◆ What is needed
Your task is to filter the data below down to the lines holding "tous".

◆ Records to process
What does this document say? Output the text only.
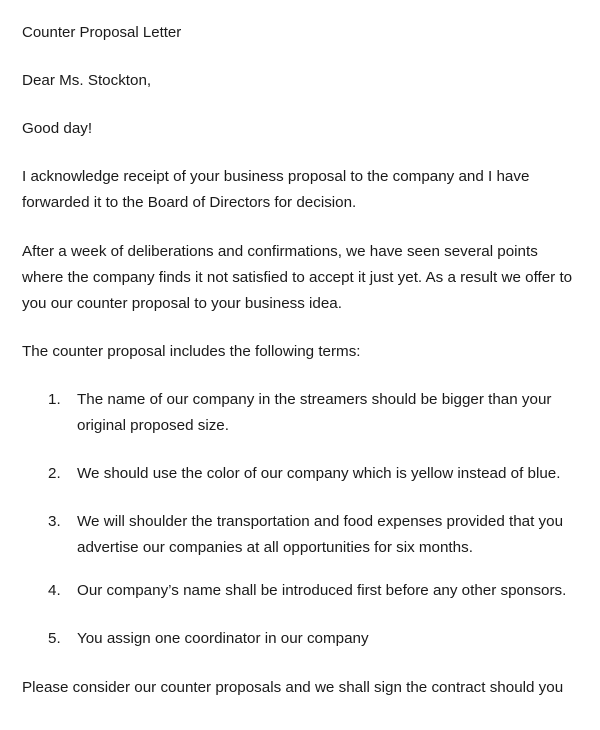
Counter Proposal Letter

Dear Ms. Stockton,

Good day!

I acknowledge receipt of your business proposal to the company and I have
forwarded it to the Board of Directors for decision.

After a week of deliberations and confirmations, we have seen several points
where the company finds it not satisfied to accept it just yet. As a result we offer to
you our counter proposal to your business idea.

The counter proposal includes the following terms:

1. The name of our company in the streamers should be bigger than your
original proposed size.
2. We should use the color of our company which is yellow instead of blue.
3. We will shoulder the transportation and food expenses provided that you
advertise our companies at all opportunities for six months.
4. Our company’s name shall be introduced first before any other sponsors.
5. You assign one coordinator in our company

Please consider our counter proposals and we shall sign the contract should you
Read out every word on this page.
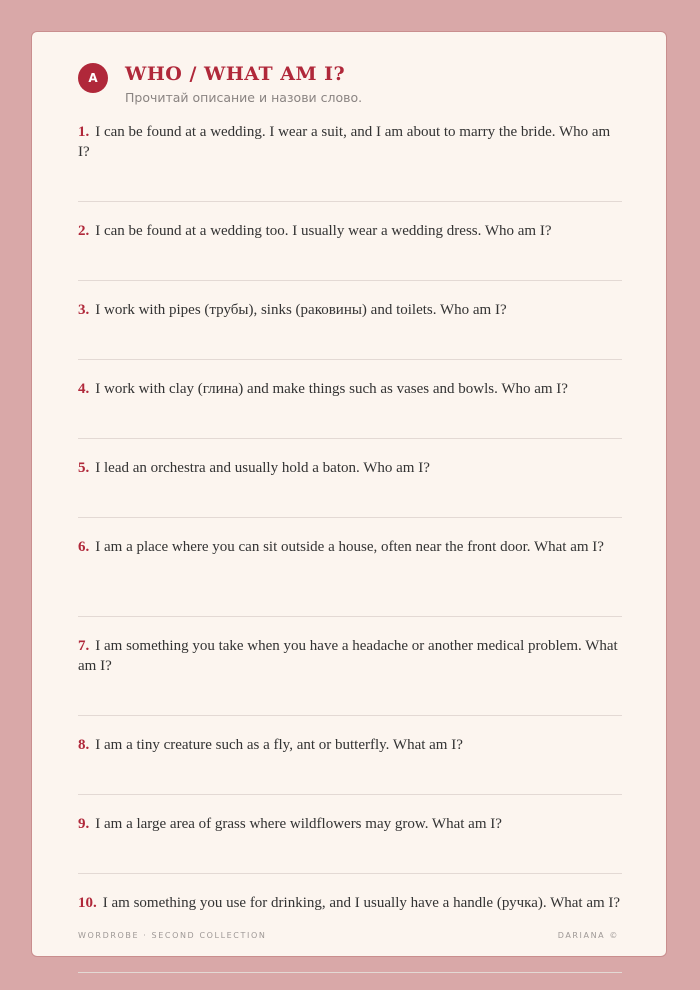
A	WHO / WHAT AM I?

Прочитай описание и назови слово.

1. I can be found at a wedding. I wear a suit, and I am about to marry the bride. Who am I?

2. I can be found at a wedding too. I usually wear a wedding dress. Who am I?

3. I work with pipes (трубы), sinks (раковины) and toilets. Who am I?

4. I work with clay (глина) and make things such as vases and bowls. Who am I?

5. I lead an orchestra and usually hold a baton. Who am I?

6. I am a place where you can sit outside a house, often near the front door. What am I?

7. I am something you take when you have a headache or another medical problem. What am I?

8. I am a tiny creature such as a fly, ant or butterfly. What am I?

9. I am a large area of grass where wildflowers may grow. What am I?

10. I am something you use for drinking, and I usually have a handle (ручка). What am I?

WORDROBE · SECOND COLLECTION	DARIANA ©
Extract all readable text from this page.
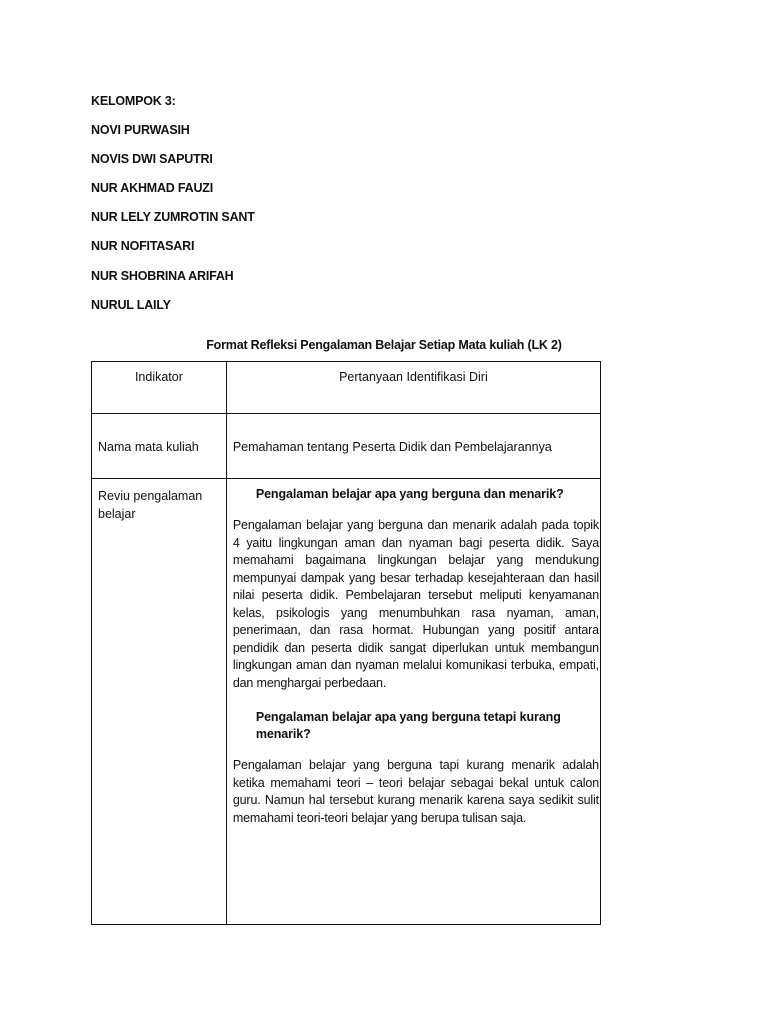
KELOMPOK 3:
NOVI PURWASIH
NOVIS DWI SAPUTRI
NUR AKHMAD FAUZI
NUR LELY ZUMROTIN SANT
NUR NOFITASARI
NUR SHOBRINA ARIFAH
NURUL LAILY
Format Refleksi Pengalaman Belajar Setiap Mata kuliah (LK 2)
Indikator	Pertanyaan Identifikasi Diri

Nama mata kuliah	Pemahaman tentang Peserta Didik dan Pembelajarannya

Reviu pengalaman belajar	Pengalaman belajar apa yang berguna dan menarik?
Pengalaman belajar yang berguna dan menarik adalah pada topik 4 yaitu lingkungan aman dan nyaman bagi peserta didik. Saya memahami bagaimana lingkungan belajar yang mendukung mempunyai dampak yang besar terhadap kesejahteraan dan hasil nilai peserta didik. Pembelajaran tersebut meliputi kenyamanan kelas, psikologis yang menumbuhkan rasa nyaman, aman, penerimaan, dan rasa hormat. Hubungan yang positif antara pendidik dan peserta didik sangat diperlukan untuk membangun lingkungan aman dan nyaman melalui komunikasi terbuka, empati, dan menghargai perbedaan.
Pengalaman belajar apa yang berguna tetapi kurang menarik?
Pengalaman belajar yang berguna tapi kurang menarik adalah ketika memahami teori – teori belajar sebagai bekal untuk calon guru. Namun hal tersebut kurang menarik karena saya sedikit sulit memahami teori-teori belajar yang berupa tulisan saja.
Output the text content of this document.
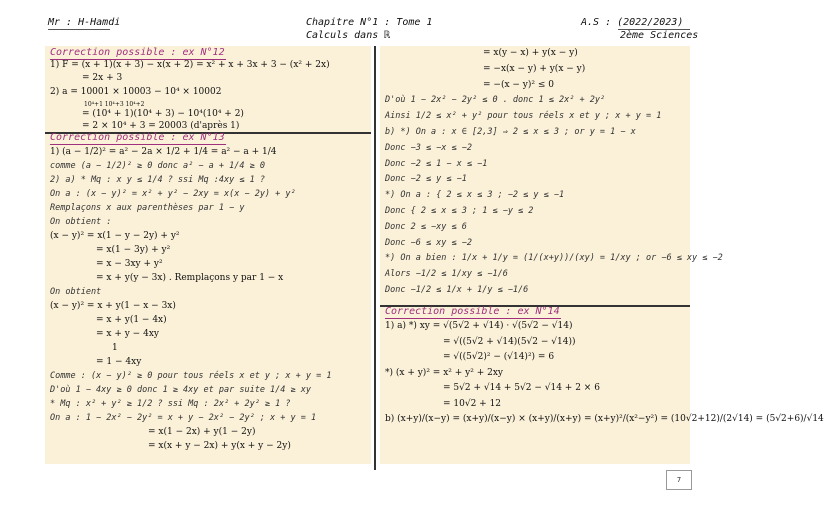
Mr : H-Hamdi	Chapitre N°1 : Tome 1
Calculs dans ℝ
A.S : (2022/2023)
2ème Sciences
Correction possible : ex N°12
1) F = (x + 1)(x + 3) − x(x + 2) = x² + x + 3x + 3 − (x² + 2x)
= 2x + 3
2) a = 10001 × 10003 − 10⁴ × 10002
10⁴+1 10⁴+3 10⁴+2
= (10⁴ + 1)(10⁴ + 3) − 10⁴(10⁴ + 2)
= 2 × 10⁴ + 3 = 20003 (d'après 1)
Correction possible : ex N°13
1) (a − 1/2)² = a² − 2a × 1/2 + 1/4 = a² − a + 1/4
comme (a − 1/2)² ≥ 0 donc a² − a + 1/4 ≥ 0
2) a) * Mq : x y ≤ 1/4 ? ssi Mq :4xy ≤ 1 ?
On a : (x − y)² = x² + y² − 2xy = x(x − 2y) + y²
Remplaçons x aux parenthèses par 1 − y
On obtient :
(x − y)² = x(1 − y − 2y) + y²
= x(1 − 3y) + y²
= x − 3xy + y²
= x + y(y − 3x) . Remplaçons y par 1 − x
On obtient
(x − y)² = x + y(1 − x − 3x)
= x + y(1 − 4x)
= x + y − 4xy
1
= 1 − 4xy
Comme : (x − y)² ≥ 0 pour tous réels x et y ; x + y = 1
D'où 1 − 4xy ≥ 0 donc 1 ≥ 4xy et par suite 1/4 ≥ xy
* Mq : x² + y² ≥ 1/2 ? ssi Mq : 2x² + 2y² ≥ 1 ?
On a : 1 − 2x² − 2y² = x + y − 2x² − 2y² ; x + y = 1
= x(1 − 2x) + y(1 − 2y)
= x(x + y − 2x) + y(x + y − 2y)
= x(y − x) + y(x − y)
= −x(x − y) + y(x − y)
= −(x − y)² ≤ 0
D'où 1 − 2x² − 2y² ≤ 0 . donc 1 ≤ 2x² + 2y²
Ainsi 1/2 ≤ x² + y² pour tous réels x et y ; x + y = 1
b) *) On a : x ∈ [2,3] ⇒ 2 ≤ x ≤ 3 ; or y = 1 − x
Donc −3 ≤ −x ≤ −2
Donc −2 ≤ 1 − x ≤ −1
Donc −2 ≤ y ≤ −1
*) On a : { 2 ≤ x ≤ 3 ; −2 ≤ y ≤ −1
Donc { 2 ≤ x ≤ 3 ; 1 ≤ −y ≤ 2
Donc 2 ≤ −xy ≤ 6
Donc −6 ≤ xy ≤ −2
*) On a bien : 1/x + 1/y = (1/(x+y))/(xy) = 1/xy ; or −6 ≤ xy ≤ −2
Alors −1/2 ≤ 1/xy ≤ −1/6
Donc −1/2 ≤ 1/x + 1/y ≤ −1/6
Correction possible : ex N°14
1) a) *) xy = √(5√2 + √14) · √(5√2 − √14)
= √((5√2 + √14)(5√2 − √14))
= √((5√2)² − (√14)²) = 6
*) (x + y)² = x² + y² + 2xy
= 5√2 + √14 + 5√2 − √14 + 2 × 6
= 10√2 + 12
b) (x+y)/(x−y) = (x+y)/(x−y) × (x+y)/(x+y) = (x+y)²/(x²−y²) = (10√2+12)/(2√14) = (5√2+6)/√14
7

◆ Answer to this task
Comme : (x − y)² ≥ 0 pour tous réels x et y ; x + y = 1
Ainsi 1/2 ≤ x² + y² pour tous réels x et y ; x + y = 1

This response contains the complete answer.